## WORK INSTRUCTIONS
The records that follow are to be transcribed in full, without their images.

(Data tied to figure images)
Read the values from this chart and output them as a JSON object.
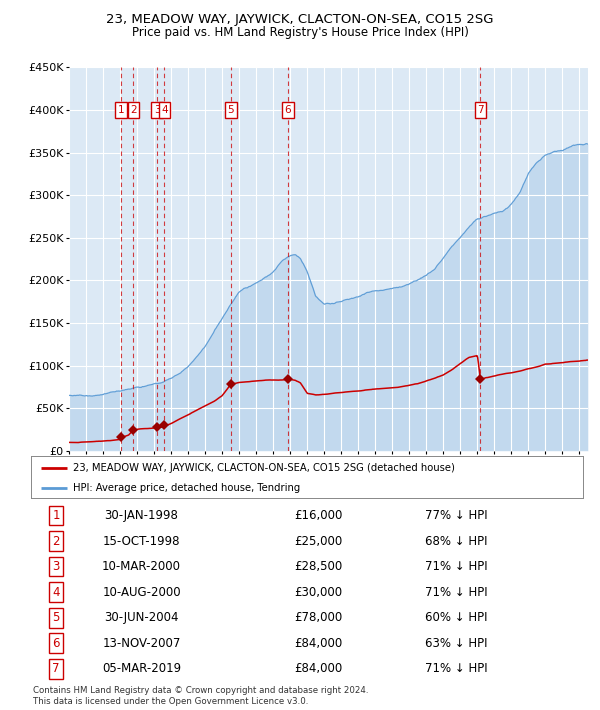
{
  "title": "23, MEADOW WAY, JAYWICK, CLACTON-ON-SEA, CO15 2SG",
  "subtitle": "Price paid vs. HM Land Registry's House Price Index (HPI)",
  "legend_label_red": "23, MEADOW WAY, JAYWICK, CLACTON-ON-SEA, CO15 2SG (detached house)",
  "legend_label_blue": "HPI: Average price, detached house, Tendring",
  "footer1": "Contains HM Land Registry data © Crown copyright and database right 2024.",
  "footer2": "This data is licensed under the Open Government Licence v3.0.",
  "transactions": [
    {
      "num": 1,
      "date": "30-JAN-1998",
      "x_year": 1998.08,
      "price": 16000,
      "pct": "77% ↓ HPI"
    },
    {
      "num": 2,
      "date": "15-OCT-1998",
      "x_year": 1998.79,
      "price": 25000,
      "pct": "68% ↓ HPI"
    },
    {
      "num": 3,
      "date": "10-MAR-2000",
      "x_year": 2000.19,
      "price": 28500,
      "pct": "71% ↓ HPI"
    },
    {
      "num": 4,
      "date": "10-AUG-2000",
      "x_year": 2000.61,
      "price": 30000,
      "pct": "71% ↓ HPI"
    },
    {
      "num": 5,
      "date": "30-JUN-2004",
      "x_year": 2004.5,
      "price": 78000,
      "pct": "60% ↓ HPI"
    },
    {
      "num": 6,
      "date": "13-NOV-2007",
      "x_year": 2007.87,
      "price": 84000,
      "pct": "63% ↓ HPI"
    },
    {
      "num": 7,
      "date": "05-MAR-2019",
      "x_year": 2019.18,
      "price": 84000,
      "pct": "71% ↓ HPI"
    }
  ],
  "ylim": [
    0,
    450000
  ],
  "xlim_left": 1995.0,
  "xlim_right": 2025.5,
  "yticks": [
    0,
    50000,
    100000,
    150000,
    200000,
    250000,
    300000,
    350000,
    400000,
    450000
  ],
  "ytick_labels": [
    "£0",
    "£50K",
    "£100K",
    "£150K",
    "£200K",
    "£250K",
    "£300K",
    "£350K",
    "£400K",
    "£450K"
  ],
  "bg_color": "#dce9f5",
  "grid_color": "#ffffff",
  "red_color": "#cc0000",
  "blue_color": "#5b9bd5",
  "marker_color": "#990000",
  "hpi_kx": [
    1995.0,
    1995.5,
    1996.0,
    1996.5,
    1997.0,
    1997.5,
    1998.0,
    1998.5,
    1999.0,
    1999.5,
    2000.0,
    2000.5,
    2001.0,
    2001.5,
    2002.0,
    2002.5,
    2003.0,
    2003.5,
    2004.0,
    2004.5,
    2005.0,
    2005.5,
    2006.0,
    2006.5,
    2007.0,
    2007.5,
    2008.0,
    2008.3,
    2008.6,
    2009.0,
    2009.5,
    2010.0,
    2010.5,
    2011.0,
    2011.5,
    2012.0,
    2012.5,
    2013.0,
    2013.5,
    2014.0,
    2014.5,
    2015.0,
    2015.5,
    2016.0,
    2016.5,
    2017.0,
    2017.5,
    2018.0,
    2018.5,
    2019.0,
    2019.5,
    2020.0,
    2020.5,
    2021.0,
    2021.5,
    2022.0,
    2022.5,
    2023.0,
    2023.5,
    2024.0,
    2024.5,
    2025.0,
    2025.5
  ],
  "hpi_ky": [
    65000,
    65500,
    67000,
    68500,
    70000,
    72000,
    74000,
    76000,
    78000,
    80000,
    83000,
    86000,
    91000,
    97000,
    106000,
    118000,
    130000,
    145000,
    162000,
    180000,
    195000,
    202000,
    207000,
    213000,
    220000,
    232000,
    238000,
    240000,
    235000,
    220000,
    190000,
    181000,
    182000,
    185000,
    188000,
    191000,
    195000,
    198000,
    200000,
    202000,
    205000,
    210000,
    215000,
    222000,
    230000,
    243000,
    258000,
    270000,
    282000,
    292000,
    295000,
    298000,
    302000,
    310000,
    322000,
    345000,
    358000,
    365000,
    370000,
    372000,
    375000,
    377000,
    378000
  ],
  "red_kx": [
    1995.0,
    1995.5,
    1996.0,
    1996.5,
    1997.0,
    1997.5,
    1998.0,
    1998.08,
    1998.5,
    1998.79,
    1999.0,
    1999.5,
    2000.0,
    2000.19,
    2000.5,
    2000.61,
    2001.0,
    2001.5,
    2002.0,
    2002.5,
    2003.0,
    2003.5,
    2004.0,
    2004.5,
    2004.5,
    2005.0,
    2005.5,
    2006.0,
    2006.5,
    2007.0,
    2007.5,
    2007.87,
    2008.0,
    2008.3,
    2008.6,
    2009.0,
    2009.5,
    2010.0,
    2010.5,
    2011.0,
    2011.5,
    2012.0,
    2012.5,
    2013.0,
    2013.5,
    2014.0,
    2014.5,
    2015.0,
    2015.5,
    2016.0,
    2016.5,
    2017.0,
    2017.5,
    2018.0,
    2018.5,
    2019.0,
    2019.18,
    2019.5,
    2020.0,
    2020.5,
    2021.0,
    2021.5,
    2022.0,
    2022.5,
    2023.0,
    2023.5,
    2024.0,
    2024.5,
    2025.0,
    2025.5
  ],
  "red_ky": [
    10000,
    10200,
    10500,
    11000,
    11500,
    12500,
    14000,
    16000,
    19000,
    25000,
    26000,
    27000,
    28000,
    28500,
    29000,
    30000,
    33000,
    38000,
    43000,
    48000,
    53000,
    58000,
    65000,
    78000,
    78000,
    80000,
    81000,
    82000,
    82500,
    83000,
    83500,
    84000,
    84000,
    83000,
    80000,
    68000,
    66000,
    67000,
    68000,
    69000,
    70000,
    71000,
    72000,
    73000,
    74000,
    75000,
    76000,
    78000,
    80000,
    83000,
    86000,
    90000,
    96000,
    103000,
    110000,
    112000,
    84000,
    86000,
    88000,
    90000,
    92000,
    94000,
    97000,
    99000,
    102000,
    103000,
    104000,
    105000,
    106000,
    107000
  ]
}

## IN RESPONSE
Read the values from this chart and output them as a JSON object.
{
  "title": "23, MEADOW WAY, JAYWICK, CLACTON-ON-SEA, CO15 2SG",
  "subtitle": "Price paid vs. HM Land Registry's House Price Index (HPI)",
  "legend_label_red": "23, MEADOW WAY, JAYWICK, CLACTON-ON-SEA, CO15 2SG (detached house)",
  "legend_label_blue": "HPI: Average price, detached house, Tendring",
  "footer1": "Contains HM Land Registry data © Crown copyright and database right 2024.",
  "footer2": "This data is licensed under the Open Government Licence v3.0.",
  "transactions": [
    {
      "num": 1,
      "date": "30-JAN-1998",
      "x_year": 1998.08,
      "price": 16000,
      "pct": "77% ↓ HPI"
    },
    {
      "num": 2,
      "date": "15-OCT-1998",
      "x_year": 1998.79,
      "price": 25000,
      "pct": "68% ↓ HPI"
    },
    {
      "num": 3,
      "date": "10-MAR-2000",
      "x_year": 2000.19,
      "price": 28500,
      "pct": "71% ↓ HPI"
    },
    {
      "num": 4,
      "date": "10-AUG-2000",
      "x_year": 2000.61,
      "price": 30000,
      "pct": "71% ↓ HPI"
    },
    {
      "num": 5,
      "date": "30-JUN-2004",
      "x_year": 2004.5,
      "price": 78000,
      "pct": "60% ↓ HPI"
    },
    {
      "num": 6,
      "date": "13-NOV-2007",
      "x_year": 2007.87,
      "price": 84000,
      "pct": "63% ↓ HPI"
    },
    {
      "num": 7,
      "date": "05-MAR-2019",
      "x_year": 2019.18,
      "price": 84000,
      "pct": "71% ↓ HPI"
    }
  ],
  "ylim": [
    0,
    450000
  ],
  "xlim_left": 1995.0,
  "xlim_right": 2025.5,
  "yticks": [
    0,
    50000,
    100000,
    150000,
    200000,
    250000,
    300000,
    350000,
    400000,
    450000
  ],
  "ytick_labels": [
    "£0",
    "£50K",
    "£100K",
    "£150K",
    "£200K",
    "£250K",
    "£300K",
    "£350K",
    "£400K",
    "£450K"
  ],
  "bg_color": "#dce9f5",
  "grid_color": "#ffffff",
  "red_color": "#cc0000",
  "blue_color": "#5b9bd5",
  "marker_color": "#990000",
  "hpi_kx": [
    1995.0,
    1995.5,
    1996.0,
    1996.5,
    1997.0,
    1997.5,
    1998.0,
    1998.5,
    1999.0,
    1999.5,
    2000.0,
    2000.5,
    2001.0,
    2001.5,
    2002.0,
    2002.5,
    2003.0,
    2003.5,
    2004.0,
    2004.5,
    2005.0,
    2005.5,
    2006.0,
    2006.5,
    2007.0,
    2007.5,
    2008.0,
    2008.3,
    2008.6,
    2009.0,
    2009.5,
    2010.0,
    2010.5,
    2011.0,
    2011.5,
    2012.0,
    2012.5,
    2013.0,
    2013.5,
    2014.0,
    2014.5,
    2015.0,
    2015.5,
    2016.0,
    2016.5,
    2017.0,
    2017.5,
    2018.0,
    2018.5,
    2019.0,
    2019.5,
    2020.0,
    2020.5,
    2021.0,
    2021.5,
    2022.0,
    2022.5,
    2023.0,
    2023.5,
    2024.0,
    2024.5,
    2025.0,
    2025.5
  ],
  "hpi_ky": [
    65000,
    65500,
    67000,
    68500,
    70000,
    72000,
    74000,
    76000,
    78000,
    80000,
    83000,
    86000,
    91000,
    97000,
    106000,
    118000,
    130000,
    145000,
    162000,
    180000,
    195000,
    202000,
    207000,
    213000,
    220000,
    232000,
    238000,
    240000,
    235000,
    220000,
    190000,
    181000,
    182000,
    185000,
    188000,
    191000,
    195000,
    198000,
    200000,
    202000,
    205000,
    210000,
    215000,
    222000,
    230000,
    243000,
    258000,
    270000,
    282000,
    292000,
    295000,
    298000,
    302000,
    310000,
    322000,
    345000,
    358000,
    365000,
    370000,
    372000,
    375000,
    377000,
    378000
  ],
  "red_kx": [
    1995.0,
    1995.5,
    1996.0,
    1996.5,
    1997.0,
    1997.5,
    1998.0,
    1998.08,
    1998.5,
    1998.79,
    1999.0,
    1999.5,
    2000.0,
    2000.19,
    2000.5,
    2000.61,
    2001.0,
    2001.5,
    2002.0,
    2002.5,
    2003.0,
    2003.5,
    2004.0,
    2004.5,
    2004.5,
    2005.0,
    2005.5,
    2006.0,
    2006.5,
    2007.0,
    2007.5,
    2007.87,
    2008.0,
    2008.3,
    2008.6,
    2009.0,
    2009.5,
    2010.0,
    2010.5,
    2011.0,
    2011.5,
    2012.0,
    2012.5,
    2013.0,
    2013.5,
    2014.0,
    2014.5,
    2015.0,
    2015.5,
    2016.0,
    2016.5,
    2017.0,
    2017.5,
    2018.0,
    2018.5,
    2019.0,
    2019.18,
    2019.5,
    2020.0,
    2020.5,
    2021.0,
    2021.5,
    2022.0,
    2022.5,
    2023.0,
    2023.5,
    2024.0,
    2024.5,
    2025.0,
    2025.5
  ],
  "red_ky": [
    10000,
    10200,
    10500,
    11000,
    11500,
    12500,
    14000,
    16000,
    19000,
    25000,
    26000,
    27000,
    28000,
    28500,
    29000,
    30000,
    33000,
    38000,
    43000,
    48000,
    53000,
    58000,
    65000,
    78000,
    78000,
    80000,
    81000,
    82000,
    82500,
    83000,
    83500,
    84000,
    84000,
    83000,
    80000,
    68000,
    66000,
    67000,
    68000,
    69000,
    70000,
    71000,
    72000,
    73000,
    74000,
    75000,
    76000,
    78000,
    80000,
    83000,
    86000,
    90000,
    96000,
    103000,
    110000,
    112000,
    84000,
    86000,
    88000,
    90000,
    92000,
    94000,
    97000,
    99000,
    102000,
    103000,
    104000,
    105000,
    106000,
    107000
  ]
}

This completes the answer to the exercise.